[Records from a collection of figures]
——————

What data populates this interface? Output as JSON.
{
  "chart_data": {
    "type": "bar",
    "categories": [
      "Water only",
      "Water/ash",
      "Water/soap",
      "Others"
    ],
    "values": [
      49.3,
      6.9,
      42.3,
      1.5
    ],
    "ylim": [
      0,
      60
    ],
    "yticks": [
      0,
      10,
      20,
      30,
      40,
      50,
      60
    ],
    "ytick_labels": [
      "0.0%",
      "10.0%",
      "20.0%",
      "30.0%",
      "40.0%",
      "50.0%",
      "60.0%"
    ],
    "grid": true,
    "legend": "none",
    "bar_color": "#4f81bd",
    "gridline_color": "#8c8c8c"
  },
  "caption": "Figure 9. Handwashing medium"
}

——————

• _Given exercise_:
Your task is to retype all the records above with nothing left out.

• _Exercise answer_:
What data populates this interface? Output as JSON.
{
  "chart_data": {
    "type": "bar",
    "categories": [
      "Water only",
      "Water/ash",
      "Water/soap",
      "Others"
    ],
    "values": [
      49.3,
      6.9,
      42.3,
      1.5
    ],
    "ylim": [
      0,
      60
    ],
    "yticks": [
      0,
      10,
      20,
      30,
      40,
      50,
      60
    ],
    "ytick_labels": [
      "0.0%",
      "10.0%",
      "20.0%",
      "30.0%",
      "40.0%",
      "50.0%",
      "60.0%"
    ],
    "grid": true,
    "legend": "none",
    "bar_color": "#4f81bd",
    "gridline_color": "#8c8c8c"
  },
  "caption": "Figure 9. Handwashing medium"
}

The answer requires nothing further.